(Data entries)
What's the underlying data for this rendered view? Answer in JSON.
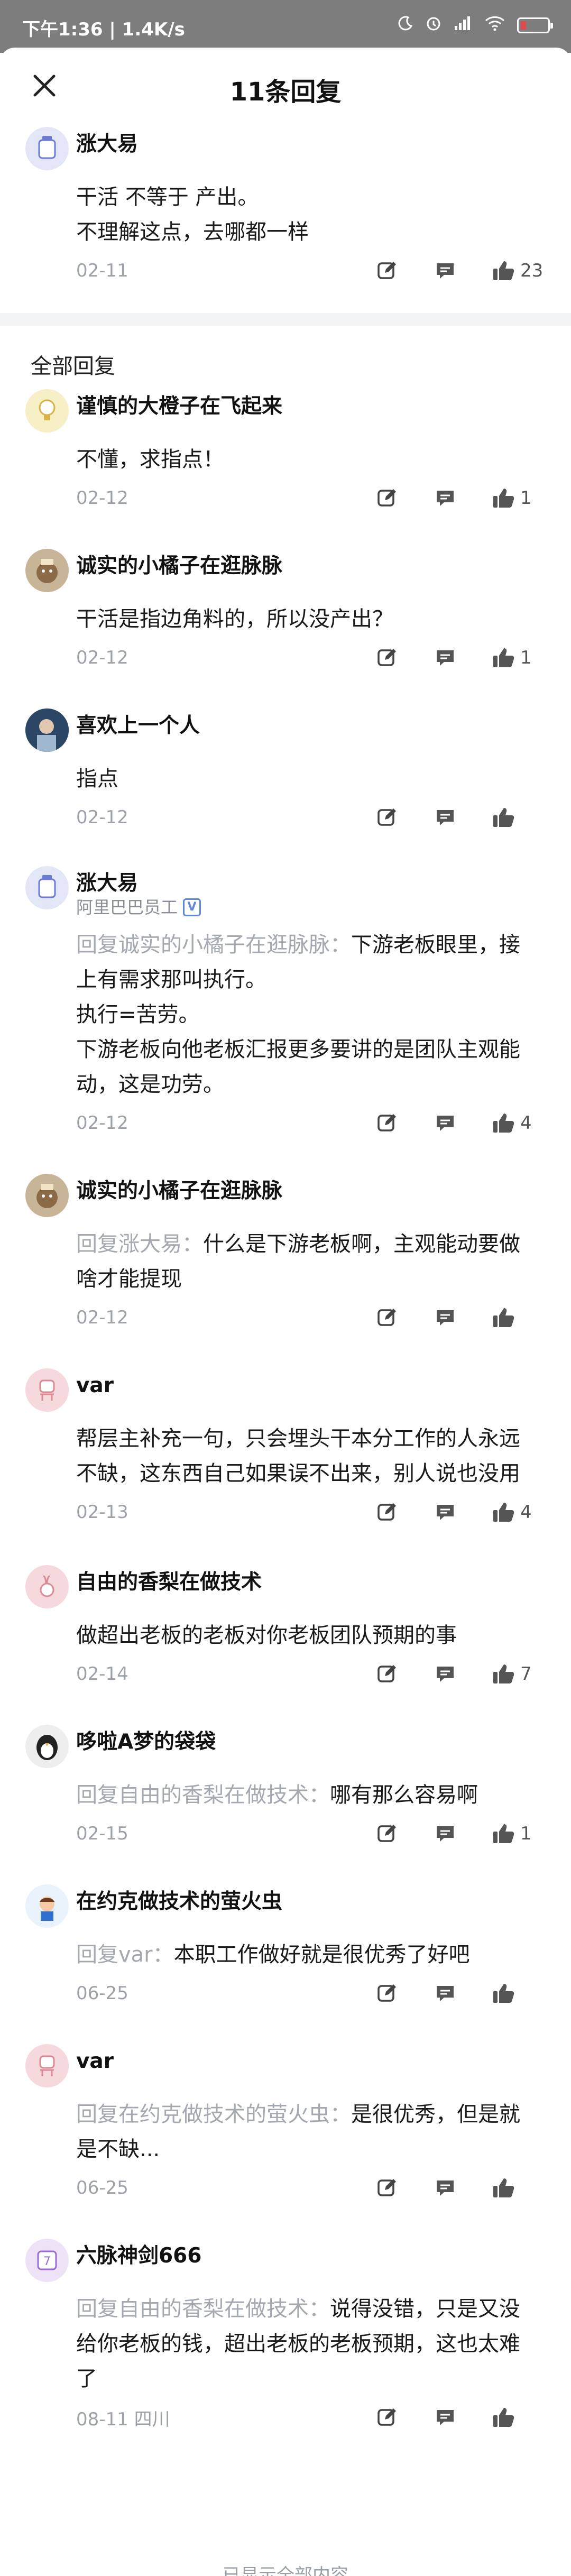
{
  "status_bar": {
    "left_text": "下午1:36 | 1.4K/s",
    "icons": [
      "moon-icon",
      "alarm-icon",
      "signal-icon",
      "wifi-icon",
      "battery-icon"
    ],
    "battery_level": 0.2,
    "battery_color": "#e34a4a"
  },
  "header": {
    "title": "11条回复",
    "close_icon": "close-icon"
  },
  "main_post": {
    "name": "涨大易",
    "lines": [
      "干活 不等于 产出。",
      "不理解这点，去哪都一样"
    ],
    "date": "02-11",
    "likes": "23"
  },
  "section_title": "全部回复",
  "replies": [
    {
      "name": "谨慎的大橙子在飞起来",
      "reply_to": "",
      "text": "不懂，求指点！",
      "date": "02-12",
      "likes": "1"
    },
    {
      "name": "诚实的小橘子在逛脉脉",
      "reply_to": "",
      "text": "干活是指边角料的，所以没产出？",
      "date": "02-12",
      "likes": "1"
    },
    {
      "name": "喜欢上一个人",
      "reply_to": "",
      "text": "指点",
      "date": "02-12",
      "likes": ""
    },
    {
      "name": "涨大易",
      "subtitle": "阿里巴巴员工",
      "reply_to": "回复诚实的小橘子在逛脉脉：",
      "text": "下游老板眼里，接上有需求那叫执行。\n执行=苦劳。\n下游老板向他老板汇报更多要讲的是团队主观能动，这是功劳。",
      "date": "02-12",
      "likes": "4"
    },
    {
      "name": "诚实的小橘子在逛脉脉",
      "reply_to": "回复涨大易：",
      "text": "什么是下游老板啊，主观能动要做啥才能提现",
      "date": "02-12",
      "likes": ""
    },
    {
      "name": "var",
      "reply_to": "",
      "text": "帮层主补充一句，只会埋头干本分工作的人永远不缺，这东西自己如果误不出来，别人说也没用",
      "date": "02-13",
      "likes": "4"
    },
    {
      "name": "自由的香梨在做技术",
      "reply_to": "",
      "text": "做超出老板的老板对你老板团队预期的事",
      "date": "02-14",
      "likes": "7"
    },
    {
      "name": "哆啦A梦的袋袋",
      "reply_to": "回复自由的香梨在做技术：",
      "text": "哪有那么容易啊",
      "date": "02-15",
      "likes": "1"
    },
    {
      "name": "在约克做技术的萤火虫",
      "reply_to": "回复var：",
      "text": "本职工作做好就是很优秀了好吧",
      "date": "06-25",
      "likes": ""
    },
    {
      "name": "var",
      "reply_to": "回复在约克做技术的萤火虫：",
      "text": "是很优秀，但是就是不缺...",
      "date": "06-25",
      "likes": ""
    },
    {
      "name": "六脉神剑666",
      "reply_to": "回复自由的香梨在做技术：",
      "text": "说得没错，只是又没给你老板的钱，超出老板的老板预期，这也太难了",
      "date": "08-11 四川",
      "likes": ""
    }
  ],
  "bottom_hint": "已显示全部内容"
}
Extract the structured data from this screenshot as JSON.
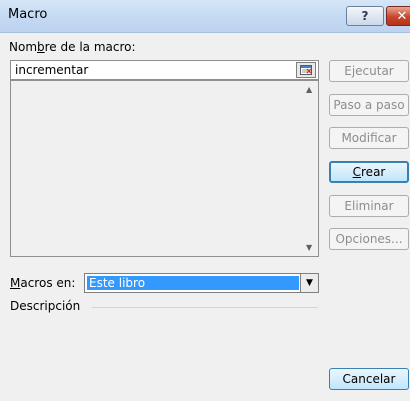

* WORK TO DO: Leave out the pictures and transcribe everything else exactly.

* TASK OUTPUT:
What's the underlying data for this rendered view? Answer in JSON.
{
  "status_bar": {
    "left_text": "下午1:36 | 1.4K/s",
    "icons": [
      "moon-icon",
      "alarm-icon",
      "signal-icon",
      "wifi-icon",
      "battery-icon"
    ],
    "battery_level": 0.2,
    "battery_color": "#e34a4a"
  },
  "header": {
    "title": "11条回复",
    "close_icon": "close-icon"
  },
  "main_post": {
    "name": "涨大易",
    "lines": [
      "干活 不等于 产出。",
      "不理解这点，去哪都一样"
    ],
    "date": "02-11",
    "likes": "23"
  },
  "section_title": "全部回复",
  "replies": [
    {
      "name": "谨慎的大橙子在飞起来",
      "reply_to": "",
      "text": "不懂，求指点！",
      "date": "02-12",
      "likes": "1"
    },
    {
      "name": "诚实的小橘子在逛脉脉",
      "reply_to": "",
      "text": "干活是指边角料的，所以没产出？",
      "date": "02-12",
      "likes": "1"
    },
    {
      "name": "喜欢上一个人",
      "reply_to": "",
      "text": "指点",
      "date": "02-12",
      "likes": ""
    },
    {
      "name": "涨大易",
      "subtitle": "阿里巴巴员工",
      "reply_to": "回复诚实的小橘子在逛脉脉：",
      "text": "下游老板眼里，接上有需求那叫执行。\n执行=苦劳。\n下游老板向他老板汇报更多要讲的是团队主观能动，这是功劳。",
      "date": "02-12",
      "likes": "4"
    },
    {
      "name": "诚实的小橘子在逛脉脉",
      "reply_to": "回复涨大易：",
      "text": "什么是下游老板啊，主观能动要做啥才能提现",
      "date": "02-12",
      "likes": ""
    },
    {
      "name": "var",
      "reply_to": "",
      "text": "帮层主补充一句，只会埋头干本分工作的人永远不缺，这东西自己如果误不出来，别人说也没用",
      "date": "02-13",
      "likes": "4"
    },
    {
      "name": "自由的香梨在做技术",
      "reply_to": "",
      "text": "做超出老板的老板对你老板团队预期的事",
      "date": "02-14",
      "likes": "7"
    },
    {
      "name": "哆啦A梦的袋袋",
      "reply_to": "回复自由的香梨在做技术：",
      "text": "哪有那么容易啊",
      "date": "02-15",
      "likes": "1"
    },
    {
      "name": "在约克做技术的萤火虫",
      "reply_to": "回复var：",
      "text": "本职工作做好就是很优秀了好吧",
      "date": "06-25",
      "likes": ""
    },
    {
      "name": "var",
      "reply_to": "回复在约克做技术的萤火虫：",
      "text": "是很优秀，但是就是不缺...",
      "date": "06-25",
      "likes": ""
    },
    {
      "name": "六脉神剑666",
      "reply_to": "回复自由的香梨在做技术：",
      "text": "说得没错，只是又没给你老板的钱，超出老板的老板预期，这也太难了",
      "date": "08-11 四川",
      "likes": ""
    }
  ],
  "bottom_hint": "已显示全部内容"
}
Extract the structured data from this screenshot as JSON.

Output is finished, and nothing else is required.